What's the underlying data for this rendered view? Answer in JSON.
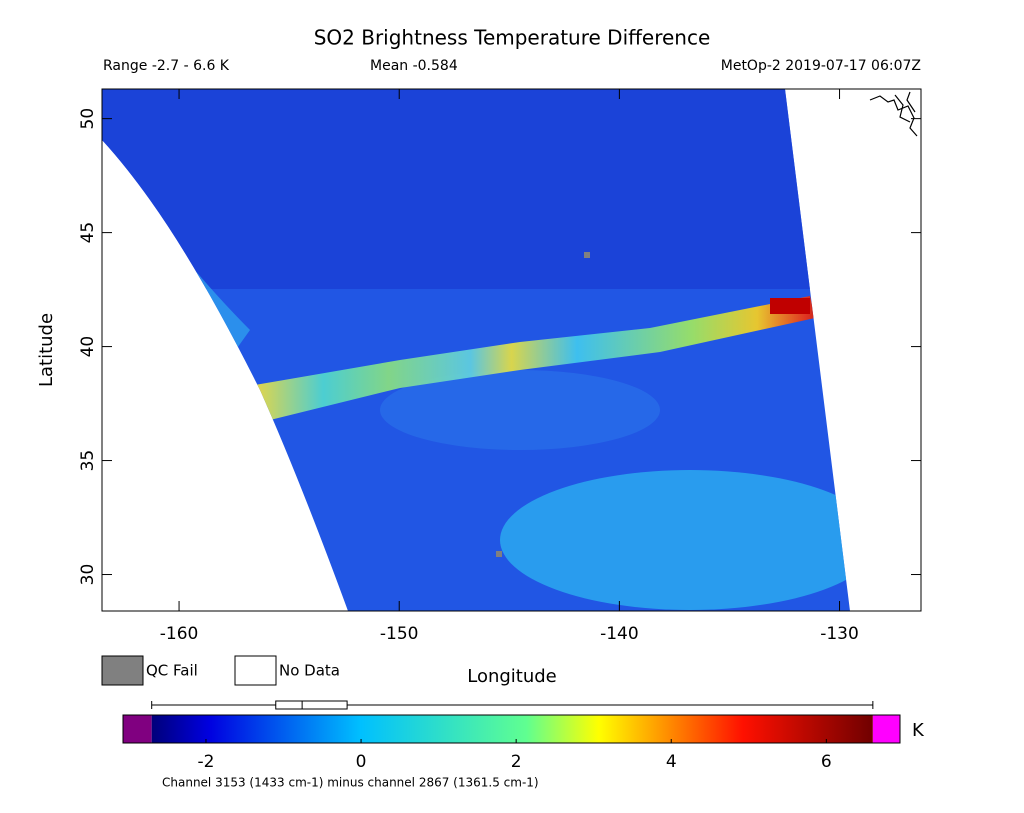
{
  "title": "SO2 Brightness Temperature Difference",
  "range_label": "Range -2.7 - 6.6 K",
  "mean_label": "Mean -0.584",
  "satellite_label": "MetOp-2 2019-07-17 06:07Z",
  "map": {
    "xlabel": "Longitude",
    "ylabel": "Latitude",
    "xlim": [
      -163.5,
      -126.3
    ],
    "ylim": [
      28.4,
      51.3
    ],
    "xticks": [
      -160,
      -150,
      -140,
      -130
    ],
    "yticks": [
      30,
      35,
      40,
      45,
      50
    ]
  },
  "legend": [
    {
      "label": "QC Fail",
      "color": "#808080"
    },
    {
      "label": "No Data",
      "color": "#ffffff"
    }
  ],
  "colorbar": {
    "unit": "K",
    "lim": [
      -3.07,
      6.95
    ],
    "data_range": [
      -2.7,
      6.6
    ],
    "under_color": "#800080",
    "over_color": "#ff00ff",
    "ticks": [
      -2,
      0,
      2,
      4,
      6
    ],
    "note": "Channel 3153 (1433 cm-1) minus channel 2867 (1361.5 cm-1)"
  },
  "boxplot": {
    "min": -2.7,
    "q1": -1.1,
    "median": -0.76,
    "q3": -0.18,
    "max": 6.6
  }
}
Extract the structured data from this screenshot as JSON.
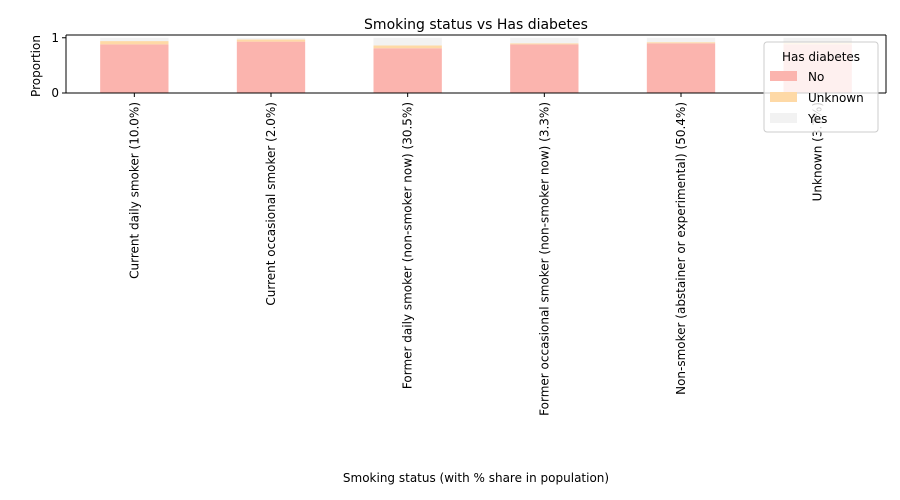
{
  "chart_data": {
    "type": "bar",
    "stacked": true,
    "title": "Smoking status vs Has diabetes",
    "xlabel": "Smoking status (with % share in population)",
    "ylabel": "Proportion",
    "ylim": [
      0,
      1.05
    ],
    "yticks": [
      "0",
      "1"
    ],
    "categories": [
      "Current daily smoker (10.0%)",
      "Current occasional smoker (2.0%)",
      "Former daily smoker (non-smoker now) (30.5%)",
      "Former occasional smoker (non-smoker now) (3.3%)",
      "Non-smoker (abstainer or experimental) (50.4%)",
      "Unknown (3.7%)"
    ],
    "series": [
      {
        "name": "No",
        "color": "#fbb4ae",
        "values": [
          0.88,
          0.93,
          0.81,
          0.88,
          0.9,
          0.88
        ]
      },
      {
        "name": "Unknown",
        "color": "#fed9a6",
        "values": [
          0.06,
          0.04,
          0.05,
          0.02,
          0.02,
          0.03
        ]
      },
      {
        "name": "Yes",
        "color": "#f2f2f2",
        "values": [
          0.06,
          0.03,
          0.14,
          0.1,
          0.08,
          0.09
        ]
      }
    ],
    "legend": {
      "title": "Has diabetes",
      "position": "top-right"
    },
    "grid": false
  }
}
§ §
_Stated exercise_. Print the complete listing exactly as it stands, without its pictures.

_Solution to this problem_.
What's the underlying data for this rendered view? Answer in JSON.
{
  "title": "SO2 Brightness Temperature Difference",
  "range_label": "Range -2.7 - 6.6 K",
  "mean_label": "Mean -0.584",
  "satellite_label": "MetOp-2 2019-07-17 06:07Z",
  "map": {
    "xlabel": "Longitude",
    "ylabel": "Latitude",
    "xlim": [
      -163.5,
      -126.3
    ],
    "ylim": [
      28.4,
      51.3
    ],
    "xticks": [
      -160,
      -150,
      -140,
      -130
    ],
    "yticks": [
      30,
      35,
      40,
      45,
      50
    ]
  },
  "legend": [
    {
      "label": "QC Fail",
      "color": "#808080"
    },
    {
      "label": "No Data",
      "color": "#ffffff"
    }
  ],
  "colorbar": {
    "unit": "K",
    "lim": [
      -3.07,
      6.95
    ],
    "data_range": [
      -2.7,
      6.6
    ],
    "under_color": "#800080",
    "over_color": "#ff00ff",
    "ticks": [
      -2,
      0,
      2,
      4,
      6
    ],
    "note": "Channel 3153 (1433 cm-1) minus channel 2867 (1361.5 cm-1)"
  },
  "boxplot": {
    "min": -2.7,
    "q1": -1.1,
    "median": -0.76,
    "q3": -0.18,
    "max": 6.6
  }
}
Extract the structured data from this screenshot as JSON.
{
  "chart_data": {
    "type": "bar",
    "stacked": true,
    "title": "Smoking status vs Has diabetes",
    "xlabel": "Smoking status (with % share in population)",
    "ylabel": "Proportion",
    "ylim": [
      0,
      1.05
    ],
    "yticks": [
      "0",
      "1"
    ],
    "categories": [
      "Current daily smoker (10.0%)",
      "Current occasional smoker (2.0%)",
      "Former daily smoker (non-smoker now) (30.5%)",
      "Former occasional smoker (non-smoker now) (3.3%)",
      "Non-smoker (abstainer or experimental) (50.4%)",
      "Unknown (3.7%)"
    ],
    "series": [
      {
        "name": "No",
        "color": "#fbb4ae",
        "values": [
          0.88,
          0.93,
          0.81,
          0.88,
          0.9,
          0.88
        ]
      },
      {
        "name": "Unknown",
        "color": "#fed9a6",
        "values": [
          0.06,
          0.04,
          0.05,
          0.02,
          0.02,
          0.03
        ]
      },
      {
        "name": "Yes",
        "color": "#f2f2f2",
        "values": [
          0.06,
          0.03,
          0.14,
          0.1,
          0.08,
          0.09
        ]
      }
    ],
    "legend": {
      "title": "Has diabetes",
      "position": "top-right"
    },
    "grid": false
  }
}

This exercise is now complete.